Data lines:

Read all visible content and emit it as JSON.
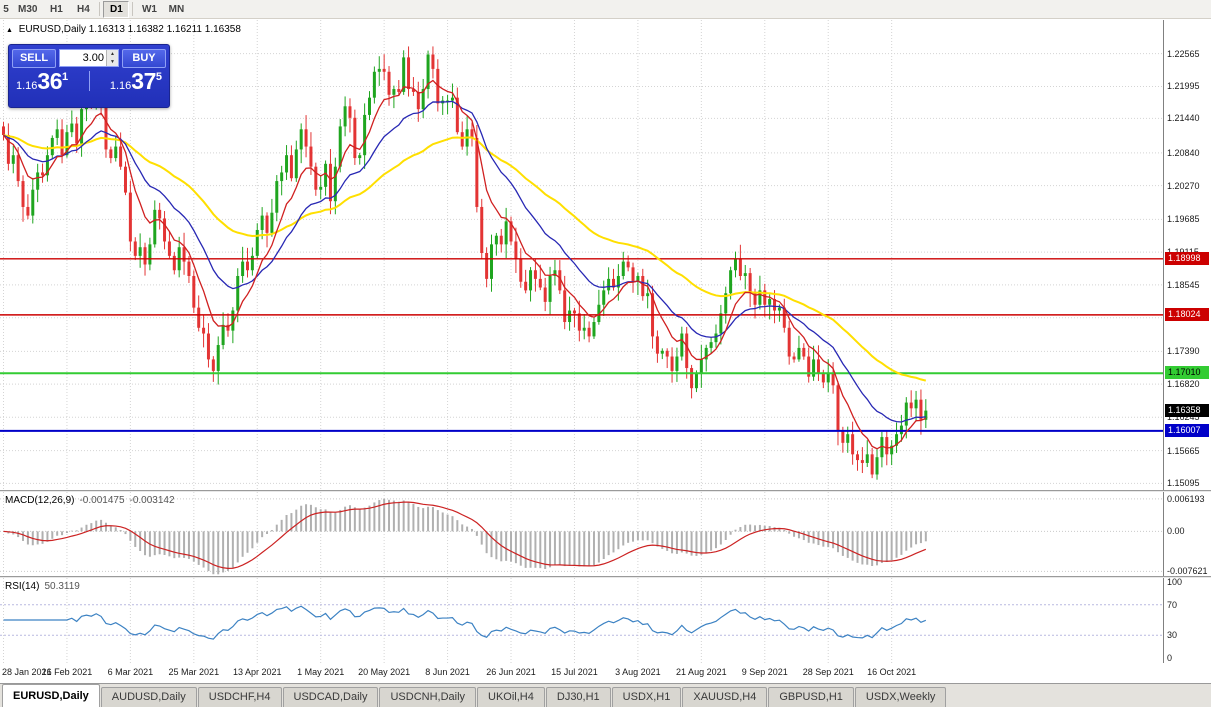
{
  "toolbar": {
    "timeframes": [
      "5",
      "M30",
      "H1",
      "H4",
      "D1",
      "W1",
      "MN"
    ],
    "active": "D1"
  },
  "chart": {
    "symbol": "EURUSD,Daily",
    "ohlc": "1.16313 1.16382 1.16211 1.16358"
  },
  "trade_panel": {
    "sell_label": "SELL",
    "buy_label": "BUY",
    "volume": "3.00",
    "sell_price_prefix": "1.16",
    "sell_price_big": "36",
    "sell_price_sup": "1",
    "buy_price_prefix": "1.16",
    "buy_price_big": "37",
    "buy_price_sup": "5"
  },
  "indicators": {
    "macd": {
      "name": "MACD(12,26,9)",
      "value1": "-0.001475",
      "value2": "-0.003142"
    },
    "rsi": {
      "name": "RSI(14)",
      "value": "50.3119"
    }
  },
  "tabs": [
    "EURUSD,Daily",
    "AUDUSD,Daily",
    "USDCHF,H4",
    "USDCAD,Daily",
    "USDCNH,Daily",
    "UKOil,H4",
    "DJ30,H1",
    "USDX,H1",
    "XAUUSD,H4",
    "GBPUSD,H1",
    "USDX,Weekly"
  ],
  "active_tab": "EURUSD,Daily",
  "chart_data": {
    "type": "candlestick",
    "symbol": "EURUSD",
    "timeframe": "Daily",
    "bar_origin": 2,
    "bar_step": 4.88,
    "bars_per_label": 13,
    "date_labels": [
      "28 Jan 2021",
      "16 Feb 2021",
      "6 Mar 2021",
      "25 Mar 2021",
      "13 Apr 2021",
      "1 May 2021",
      "20 May 2021",
      "8 Jun 2021",
      "26 Jun 2021",
      "15 Jul 2021",
      "3 Aug 2021",
      "21 Aug 2021",
      "9 Sep 2021",
      "28 Sep 2021",
      "16 Oct 2021"
    ],
    "closes": [
      1.2115,
      1.2065,
      1.208,
      1.2035,
      1.199,
      1.1975,
      1.202,
      1.205,
      1.2045,
      1.208,
      1.211,
      1.2125,
      1.208,
      1.212,
      1.2135,
      1.21,
      1.216,
      1.2175,
      1.2165,
      1.2195,
      1.217,
      1.209,
      1.2075,
      1.2095,
      1.206,
      1.2015,
      1.193,
      1.1905,
      1.192,
      1.189,
      1.1925,
      1.1985,
      1.197,
      1.193,
      1.1905,
      1.188,
      1.192,
      1.1895,
      1.187,
      1.1815,
      1.178,
      1.177,
      1.1725,
      1.1705,
      1.175,
      1.1785,
      1.1775,
      1.181,
      1.187,
      1.1895,
      1.188,
      1.1905,
      1.195,
      1.1975,
      1.1945,
      1.198,
      1.2035,
      1.205,
      1.208,
      1.204,
      1.209,
      1.2125,
      1.2095,
      1.206,
      1.202,
      1.2025,
      1.2065,
      1.2,
      1.206,
      1.213,
      1.2165,
      1.2145,
      1.2075,
      1.208,
      1.215,
      1.218,
      1.2225,
      1.223,
      1.2225,
      1.2185,
      1.2195,
      1.219,
      1.225,
      1.2195,
      1.219,
      1.216,
      1.2195,
      1.2255,
      1.223,
      1.217,
      1.2175,
      1.2175,
      1.218,
      1.212,
      1.2095,
      1.2125,
      1.211,
      1.199,
      1.191,
      1.1865,
      1.1925,
      1.194,
      1.1925,
      1.1965,
      1.193,
      1.19,
      1.186,
      1.1845,
      1.188,
      1.1865,
      1.185,
      1.1825,
      1.187,
      1.188,
      1.1845,
      1.179,
      1.181,
      1.1805,
      1.1775,
      1.178,
      1.1765,
      1.179,
      1.182,
      1.1845,
      1.1865,
      1.185,
      1.187,
      1.1895,
      1.1885,
      1.186,
      1.187,
      1.1835,
      1.184,
      1.1765,
      1.1735,
      1.174,
      1.173,
      1.1705,
      1.173,
      1.177,
      1.171,
      1.1675,
      1.17,
      1.1725,
      1.1745,
      1.1755,
      1.177,
      1.1805,
      1.184,
      1.188,
      1.19,
      1.187,
      1.1875,
      1.184,
      1.182,
      1.1845,
      1.182,
      1.183,
      1.181,
      1.1815,
      1.178,
      1.173,
      1.1725,
      1.1745,
      1.173,
      1.1695,
      1.1725,
      1.17,
      1.1685,
      1.17,
      1.168,
      1.16,
      1.158,
      1.1595,
      1.156,
      1.155,
      1.1545,
      1.156,
      1.1525,
      1.1555,
      1.159,
      1.156,
      1.1575,
      1.1595,
      1.161,
      1.165,
      1.164,
      1.1655,
      1.162,
      1.1636
    ],
    "price_axis": {
      "min": 1.1498,
      "max": 1.2315,
      "ticks": [
        "1.22565",
        "1.21995",
        "1.21440",
        "1.20840",
        "1.20270",
        "1.19685",
        "1.19115",
        "1.18545",
        "1.17975",
        "1.17390",
        "1.16820",
        "1.16245",
        "1.15665",
        "1.15095"
      ]
    },
    "levels": [
      {
        "price": 1.18998,
        "label": "1.18998",
        "color": "#cc0000",
        "text": "#ffffff",
        "width": 1.4
      },
      {
        "price": 1.18024,
        "label": "1.18024",
        "color": "#cc0000",
        "text": "#ffffff",
        "width": 1.4
      },
      {
        "price": 1.1701,
        "label": "1.17010",
        "color": "#33cc33",
        "text": "#000000",
        "width": 2
      },
      {
        "price": 1.16007,
        "label": "1.16007",
        "color": "#0000c8",
        "text": "#ffffff",
        "width": 2
      }
    ],
    "current": {
      "price": 1.16358,
      "label": "1.16358",
      "color": "#000000",
      "text": "#ffffff"
    },
    "ma": {
      "fast_period": 8,
      "mid_period": 20,
      "slow_period": 50
    },
    "macd": {
      "params": "12,26,9",
      "min": -0.0085,
      "max": 0.0075,
      "ticks": [
        "0.006193",
        "0.00",
        "-0.007621"
      ]
    },
    "rsi": {
      "period": 14,
      "ticks": [
        "100",
        "70",
        "30",
        "0"
      ]
    },
    "colors": {
      "up": "#1fa51f",
      "down": "#e33434",
      "ma_fast": "#d02020",
      "ma_mid": "#2828b4",
      "ma_slow": "#ffdf00",
      "macd_hist": "#b0b0b0",
      "macd_signal": "#cc2222",
      "rsi": "#3c82c3",
      "grid": "#d4d4d4"
    }
  }
}
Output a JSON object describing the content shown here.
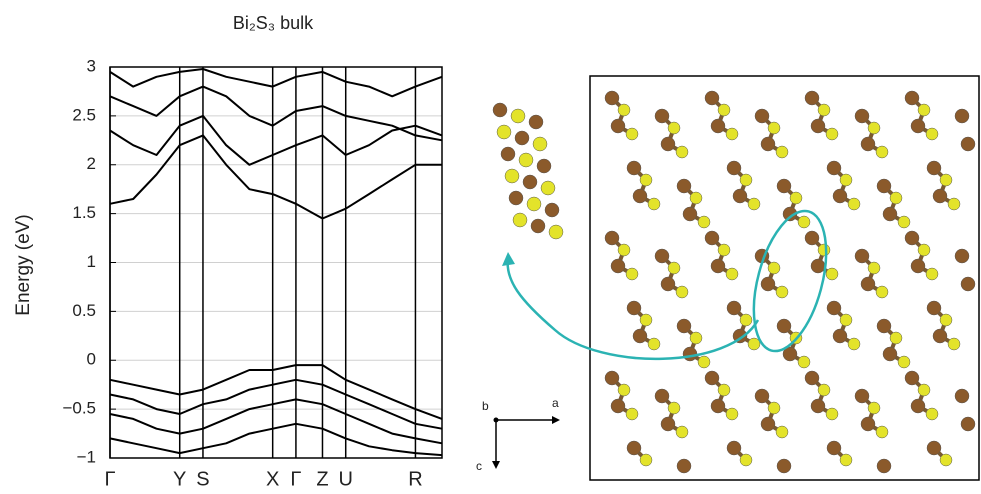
{
  "chart_data": {
    "type": "line",
    "title": "Bi₂S₃ bulk",
    "y_label": "Energy (eV)",
    "x": [
      0,
      0.07,
      0.14,
      0.21,
      0.28,
      0.35,
      0.42,
      0.49,
      0.56,
      0.64,
      0.71,
      0.78,
      0.85,
      0.92,
      1.0
    ],
    "xlim": [
      0,
      1
    ],
    "xticks": [
      {
        "value": 0,
        "label": "Γ"
      },
      {
        "value": 0.21,
        "label": "Y"
      },
      {
        "value": 0.28,
        "label": "S"
      },
      {
        "value": 0.49,
        "label": "X"
      },
      {
        "value": 0.56,
        "label": "Γ"
      },
      {
        "value": 0.64,
        "label": "Z"
      },
      {
        "value": 0.71,
        "label": "U"
      },
      {
        "value": 0.92,
        "label": "R"
      }
    ],
    "ylim": [
      -1,
      3
    ],
    "yticks": [
      {
        "value": -1,
        "label": "−1"
      },
      {
        "value": -0.5,
        "label": "−0.5"
      },
      0,
      0.5,
      1,
      1.5,
      2,
      2.5,
      3
    ],
    "grid": true,
    "series": [
      {
        "color": "#000000",
        "values": [
          1.6,
          1.65,
          1.9,
          2.2,
          2.3,
          2.0,
          1.75,
          1.7,
          1.6,
          1.45,
          1.55,
          1.7,
          1.85,
          2.0,
          2.0
        ]
      },
      {
        "color": "#000000",
        "values": [
          2.35,
          2.2,
          2.1,
          2.4,
          2.5,
          2.2,
          2.0,
          2.1,
          2.2,
          2.3,
          2.1,
          2.2,
          2.35,
          2.4,
          2.3
        ]
      },
      {
        "color": "#000000",
        "values": [
          2.7,
          2.6,
          2.5,
          2.7,
          2.8,
          2.7,
          2.5,
          2.4,
          2.55,
          2.6,
          2.5,
          2.45,
          2.4,
          2.3,
          2.25
        ]
      },
      {
        "color": "#000000",
        "values": [
          2.95,
          2.8,
          2.9,
          2.95,
          2.98,
          2.9,
          2.85,
          2.8,
          2.9,
          2.95,
          2.85,
          2.8,
          2.7,
          2.8,
          2.9
        ]
      },
      {
        "color": "#000000",
        "values": [
          -0.2,
          -0.25,
          -0.3,
          -0.35,
          -0.3,
          -0.2,
          -0.1,
          -0.1,
          -0.05,
          -0.05,
          -0.2,
          -0.3,
          -0.4,
          -0.5,
          -0.6
        ]
      },
      {
        "color": "#000000",
        "values": [
          -0.35,
          -0.4,
          -0.5,
          -0.55,
          -0.45,
          -0.4,
          -0.3,
          -0.25,
          -0.2,
          -0.25,
          -0.35,
          -0.45,
          -0.55,
          -0.65,
          -0.7
        ]
      },
      {
        "color": "#000000",
        "values": [
          -0.55,
          -0.6,
          -0.7,
          -0.75,
          -0.7,
          -0.6,
          -0.5,
          -0.45,
          -0.4,
          -0.45,
          -0.55,
          -0.65,
          -0.75,
          -0.8,
          -0.85
        ]
      },
      {
        "color": "#000000",
        "values": [
          -0.8,
          -0.85,
          -0.9,
          -0.95,
          -0.9,
          -0.85,
          -0.75,
          -0.7,
          -0.65,
          -0.7,
          -0.8,
          -0.88,
          -0.92,
          -0.95,
          -0.97
        ]
      }
    ],
    "annotations": [
      "b",
      "a",
      "c"
    ]
  }
}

Required task:
Consider the entries above and return each line with the string "Daily".

Output for this exercise:
    "symbol": "EURUSD,Daily",
    "EURUSD,Daily",
    "AUDUSD,Daily",
    "USDCAD,Daily",
    "USDCNH,Daily",
  "active_tab": "EURUSD,Daily",
    "timeframe": "Daily",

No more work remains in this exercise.